Excerpted records:
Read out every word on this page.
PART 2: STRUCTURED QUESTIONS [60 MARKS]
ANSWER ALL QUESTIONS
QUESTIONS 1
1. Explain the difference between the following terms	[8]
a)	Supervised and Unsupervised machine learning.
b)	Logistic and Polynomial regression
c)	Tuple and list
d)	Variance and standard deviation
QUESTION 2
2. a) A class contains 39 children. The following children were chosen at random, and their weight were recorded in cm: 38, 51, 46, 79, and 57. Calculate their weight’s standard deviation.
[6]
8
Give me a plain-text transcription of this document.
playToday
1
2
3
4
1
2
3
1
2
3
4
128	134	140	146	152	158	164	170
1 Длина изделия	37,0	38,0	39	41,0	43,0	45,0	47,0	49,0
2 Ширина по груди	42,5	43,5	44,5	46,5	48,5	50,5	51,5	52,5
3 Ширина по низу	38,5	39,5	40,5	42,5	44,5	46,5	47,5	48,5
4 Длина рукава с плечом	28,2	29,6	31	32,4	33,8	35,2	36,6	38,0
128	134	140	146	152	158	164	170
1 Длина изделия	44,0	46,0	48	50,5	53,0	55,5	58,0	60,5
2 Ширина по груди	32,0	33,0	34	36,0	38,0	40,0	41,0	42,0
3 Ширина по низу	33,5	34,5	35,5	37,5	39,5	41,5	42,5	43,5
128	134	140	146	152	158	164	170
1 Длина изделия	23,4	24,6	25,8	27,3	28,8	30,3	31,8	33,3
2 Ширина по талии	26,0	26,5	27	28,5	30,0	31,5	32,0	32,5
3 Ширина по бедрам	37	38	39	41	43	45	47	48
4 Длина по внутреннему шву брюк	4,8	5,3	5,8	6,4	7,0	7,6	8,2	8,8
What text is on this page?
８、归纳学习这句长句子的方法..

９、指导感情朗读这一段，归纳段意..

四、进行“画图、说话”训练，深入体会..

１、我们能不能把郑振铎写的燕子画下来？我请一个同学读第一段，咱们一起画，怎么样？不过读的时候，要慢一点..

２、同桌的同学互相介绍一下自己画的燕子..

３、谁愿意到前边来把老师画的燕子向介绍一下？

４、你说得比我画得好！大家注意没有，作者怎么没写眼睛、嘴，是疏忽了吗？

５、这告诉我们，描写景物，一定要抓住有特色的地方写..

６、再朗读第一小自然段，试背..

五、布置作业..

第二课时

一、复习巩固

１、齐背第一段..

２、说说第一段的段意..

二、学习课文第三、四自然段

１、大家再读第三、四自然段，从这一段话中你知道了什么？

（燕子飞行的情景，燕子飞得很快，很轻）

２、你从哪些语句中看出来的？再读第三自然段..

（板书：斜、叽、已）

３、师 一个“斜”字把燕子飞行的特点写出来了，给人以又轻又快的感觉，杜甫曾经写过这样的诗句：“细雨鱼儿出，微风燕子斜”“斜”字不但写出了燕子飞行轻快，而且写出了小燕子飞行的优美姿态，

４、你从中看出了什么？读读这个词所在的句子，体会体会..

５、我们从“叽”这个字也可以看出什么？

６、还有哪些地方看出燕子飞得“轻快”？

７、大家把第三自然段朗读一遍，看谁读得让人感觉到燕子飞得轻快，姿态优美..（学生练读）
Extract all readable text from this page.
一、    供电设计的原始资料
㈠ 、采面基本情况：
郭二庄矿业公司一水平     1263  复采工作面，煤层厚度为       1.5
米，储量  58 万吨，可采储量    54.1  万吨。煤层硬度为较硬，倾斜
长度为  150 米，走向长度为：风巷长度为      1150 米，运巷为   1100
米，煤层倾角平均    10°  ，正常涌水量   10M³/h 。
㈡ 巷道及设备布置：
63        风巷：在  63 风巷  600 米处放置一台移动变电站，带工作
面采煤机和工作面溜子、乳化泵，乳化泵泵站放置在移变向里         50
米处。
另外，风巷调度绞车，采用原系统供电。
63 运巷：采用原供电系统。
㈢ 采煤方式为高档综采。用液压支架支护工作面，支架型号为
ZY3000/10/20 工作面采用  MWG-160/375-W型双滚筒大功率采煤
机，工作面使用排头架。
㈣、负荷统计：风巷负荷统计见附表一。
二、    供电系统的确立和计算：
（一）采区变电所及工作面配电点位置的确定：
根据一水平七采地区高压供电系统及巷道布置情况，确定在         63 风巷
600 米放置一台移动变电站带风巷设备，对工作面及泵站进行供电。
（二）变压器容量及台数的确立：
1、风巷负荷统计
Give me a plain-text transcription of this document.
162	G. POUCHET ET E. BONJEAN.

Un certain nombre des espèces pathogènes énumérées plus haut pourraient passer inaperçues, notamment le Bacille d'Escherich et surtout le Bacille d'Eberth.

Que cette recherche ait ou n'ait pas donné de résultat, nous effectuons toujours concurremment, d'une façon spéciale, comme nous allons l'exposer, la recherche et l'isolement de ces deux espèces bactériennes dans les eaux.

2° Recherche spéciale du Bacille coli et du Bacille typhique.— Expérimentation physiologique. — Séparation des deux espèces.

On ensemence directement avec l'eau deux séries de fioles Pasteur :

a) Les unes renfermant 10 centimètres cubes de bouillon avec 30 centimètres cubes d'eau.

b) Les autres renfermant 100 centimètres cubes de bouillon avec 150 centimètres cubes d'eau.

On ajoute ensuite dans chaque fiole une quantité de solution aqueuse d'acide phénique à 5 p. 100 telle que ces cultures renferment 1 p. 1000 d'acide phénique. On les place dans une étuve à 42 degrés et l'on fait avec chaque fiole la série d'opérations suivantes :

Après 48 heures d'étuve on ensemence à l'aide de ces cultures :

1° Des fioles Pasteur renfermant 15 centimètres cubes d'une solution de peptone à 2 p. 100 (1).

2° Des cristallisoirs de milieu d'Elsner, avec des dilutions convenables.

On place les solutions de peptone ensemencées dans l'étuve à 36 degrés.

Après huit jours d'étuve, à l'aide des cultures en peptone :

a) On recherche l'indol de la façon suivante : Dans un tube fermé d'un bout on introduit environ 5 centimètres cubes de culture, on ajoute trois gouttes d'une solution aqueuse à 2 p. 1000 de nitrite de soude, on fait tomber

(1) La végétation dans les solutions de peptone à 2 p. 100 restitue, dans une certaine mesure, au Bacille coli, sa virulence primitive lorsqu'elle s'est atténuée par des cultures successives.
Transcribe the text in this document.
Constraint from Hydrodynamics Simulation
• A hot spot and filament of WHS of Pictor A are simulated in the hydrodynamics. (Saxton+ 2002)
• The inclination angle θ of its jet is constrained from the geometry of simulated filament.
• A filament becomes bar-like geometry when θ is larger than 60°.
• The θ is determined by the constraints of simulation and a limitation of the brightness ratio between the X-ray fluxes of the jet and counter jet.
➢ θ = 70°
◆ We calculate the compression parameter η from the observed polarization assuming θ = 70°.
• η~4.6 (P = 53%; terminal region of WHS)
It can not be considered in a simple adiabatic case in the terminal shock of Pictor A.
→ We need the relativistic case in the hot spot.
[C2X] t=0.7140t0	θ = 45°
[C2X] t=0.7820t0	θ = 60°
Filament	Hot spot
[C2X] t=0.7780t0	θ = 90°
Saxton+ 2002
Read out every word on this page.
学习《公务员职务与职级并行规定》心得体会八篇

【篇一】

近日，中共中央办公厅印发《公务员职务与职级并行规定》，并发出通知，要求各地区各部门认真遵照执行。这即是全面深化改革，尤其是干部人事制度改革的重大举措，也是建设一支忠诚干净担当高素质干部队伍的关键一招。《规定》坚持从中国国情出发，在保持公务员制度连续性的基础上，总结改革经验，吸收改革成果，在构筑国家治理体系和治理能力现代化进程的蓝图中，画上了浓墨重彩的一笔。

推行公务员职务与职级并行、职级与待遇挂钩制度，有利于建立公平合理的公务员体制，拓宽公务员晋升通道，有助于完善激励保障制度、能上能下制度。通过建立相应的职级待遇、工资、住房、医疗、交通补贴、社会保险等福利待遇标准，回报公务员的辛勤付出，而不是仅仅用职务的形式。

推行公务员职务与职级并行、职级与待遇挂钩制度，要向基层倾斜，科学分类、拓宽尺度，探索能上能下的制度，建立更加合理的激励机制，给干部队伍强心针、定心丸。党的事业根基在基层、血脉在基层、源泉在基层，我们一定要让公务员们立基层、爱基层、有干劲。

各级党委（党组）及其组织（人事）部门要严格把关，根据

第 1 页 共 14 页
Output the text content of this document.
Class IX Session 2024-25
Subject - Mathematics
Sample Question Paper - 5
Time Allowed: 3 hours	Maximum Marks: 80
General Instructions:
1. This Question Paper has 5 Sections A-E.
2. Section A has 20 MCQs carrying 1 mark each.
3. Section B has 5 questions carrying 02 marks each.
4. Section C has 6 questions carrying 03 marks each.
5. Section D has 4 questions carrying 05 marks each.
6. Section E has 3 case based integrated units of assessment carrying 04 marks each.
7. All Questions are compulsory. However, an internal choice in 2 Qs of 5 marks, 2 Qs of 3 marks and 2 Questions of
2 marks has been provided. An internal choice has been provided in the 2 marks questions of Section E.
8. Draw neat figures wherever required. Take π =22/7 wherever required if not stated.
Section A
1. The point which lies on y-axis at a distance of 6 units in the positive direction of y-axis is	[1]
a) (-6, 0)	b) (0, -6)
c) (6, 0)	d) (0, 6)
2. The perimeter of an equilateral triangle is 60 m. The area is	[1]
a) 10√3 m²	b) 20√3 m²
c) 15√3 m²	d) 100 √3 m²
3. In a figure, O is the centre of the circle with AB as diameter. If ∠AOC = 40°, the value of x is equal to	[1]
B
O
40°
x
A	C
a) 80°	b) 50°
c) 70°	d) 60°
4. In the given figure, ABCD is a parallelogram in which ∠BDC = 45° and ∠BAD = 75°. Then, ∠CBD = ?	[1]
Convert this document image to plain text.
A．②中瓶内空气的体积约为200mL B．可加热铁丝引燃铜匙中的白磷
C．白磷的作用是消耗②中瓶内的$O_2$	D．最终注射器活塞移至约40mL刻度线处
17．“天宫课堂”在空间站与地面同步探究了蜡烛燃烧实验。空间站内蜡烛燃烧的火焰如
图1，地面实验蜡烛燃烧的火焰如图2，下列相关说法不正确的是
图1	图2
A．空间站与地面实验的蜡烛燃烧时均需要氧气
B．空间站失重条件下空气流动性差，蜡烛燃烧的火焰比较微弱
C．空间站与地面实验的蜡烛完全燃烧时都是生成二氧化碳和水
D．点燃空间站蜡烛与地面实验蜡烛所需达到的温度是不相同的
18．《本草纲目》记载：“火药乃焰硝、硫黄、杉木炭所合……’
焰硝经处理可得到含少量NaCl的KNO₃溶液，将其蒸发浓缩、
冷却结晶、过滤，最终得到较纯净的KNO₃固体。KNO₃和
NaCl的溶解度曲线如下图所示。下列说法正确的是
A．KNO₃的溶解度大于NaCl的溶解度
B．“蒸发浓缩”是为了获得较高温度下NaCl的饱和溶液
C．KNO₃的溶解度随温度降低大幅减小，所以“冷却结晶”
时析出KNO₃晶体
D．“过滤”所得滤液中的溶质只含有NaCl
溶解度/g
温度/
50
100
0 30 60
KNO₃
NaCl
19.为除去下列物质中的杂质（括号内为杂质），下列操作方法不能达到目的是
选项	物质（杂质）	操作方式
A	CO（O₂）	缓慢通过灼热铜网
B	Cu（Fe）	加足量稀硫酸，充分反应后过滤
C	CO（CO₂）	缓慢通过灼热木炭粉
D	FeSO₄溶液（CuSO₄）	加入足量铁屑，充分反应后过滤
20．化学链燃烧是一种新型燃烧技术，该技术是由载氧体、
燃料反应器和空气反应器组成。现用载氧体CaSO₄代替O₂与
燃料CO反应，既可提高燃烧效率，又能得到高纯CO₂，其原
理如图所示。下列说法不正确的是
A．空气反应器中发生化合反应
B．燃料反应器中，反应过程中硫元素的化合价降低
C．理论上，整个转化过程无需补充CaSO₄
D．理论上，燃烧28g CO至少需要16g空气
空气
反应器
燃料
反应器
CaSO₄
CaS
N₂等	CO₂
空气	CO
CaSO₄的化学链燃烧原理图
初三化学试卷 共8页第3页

Request:
Which lines of the data above contain "internal"? Copy each one.

Exercise solution:
7. All Questions are compulsory. However, an internal choice in 2 Qs of 5 marks, 2 Qs of 3 marks and 2 Questions of
2 marks has been provided. An internal choice has been provided in the 2 marks questions of Section E.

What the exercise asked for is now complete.